# DATA:
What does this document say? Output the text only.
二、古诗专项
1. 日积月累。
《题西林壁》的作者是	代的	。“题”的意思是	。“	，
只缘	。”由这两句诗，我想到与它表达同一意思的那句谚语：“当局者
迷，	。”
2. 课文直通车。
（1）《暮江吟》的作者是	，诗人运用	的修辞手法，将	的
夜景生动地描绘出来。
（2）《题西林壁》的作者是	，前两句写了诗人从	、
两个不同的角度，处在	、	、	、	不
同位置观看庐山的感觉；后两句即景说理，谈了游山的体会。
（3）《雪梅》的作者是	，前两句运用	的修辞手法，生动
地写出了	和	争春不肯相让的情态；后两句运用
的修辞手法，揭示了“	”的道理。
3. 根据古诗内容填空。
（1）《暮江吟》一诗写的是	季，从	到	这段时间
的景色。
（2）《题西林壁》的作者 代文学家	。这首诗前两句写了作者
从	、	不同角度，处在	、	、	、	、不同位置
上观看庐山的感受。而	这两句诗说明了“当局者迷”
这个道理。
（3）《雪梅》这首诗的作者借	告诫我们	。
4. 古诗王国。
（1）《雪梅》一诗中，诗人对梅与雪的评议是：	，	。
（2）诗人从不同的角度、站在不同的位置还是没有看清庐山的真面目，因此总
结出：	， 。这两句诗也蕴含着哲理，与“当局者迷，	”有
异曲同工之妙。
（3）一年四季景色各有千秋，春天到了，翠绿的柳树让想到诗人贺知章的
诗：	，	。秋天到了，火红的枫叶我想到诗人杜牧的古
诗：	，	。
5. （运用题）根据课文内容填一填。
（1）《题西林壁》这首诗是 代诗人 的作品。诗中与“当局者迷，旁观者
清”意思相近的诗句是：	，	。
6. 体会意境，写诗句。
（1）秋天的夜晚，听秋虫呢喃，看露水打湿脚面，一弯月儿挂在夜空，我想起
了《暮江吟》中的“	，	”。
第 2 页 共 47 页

# WHAT THIS TASK INVOLVES:
Scan the material above for the string "的修辞手法" and return the lines that hold it.

# IN RESPONSE:
（1）《暮江吟》的作者是	，诗人运用	的修辞手法，将	的
（3）《雪梅》的作者是	，前两句运用	的修辞手法，生动
的修辞手法，揭示了“	”的道理。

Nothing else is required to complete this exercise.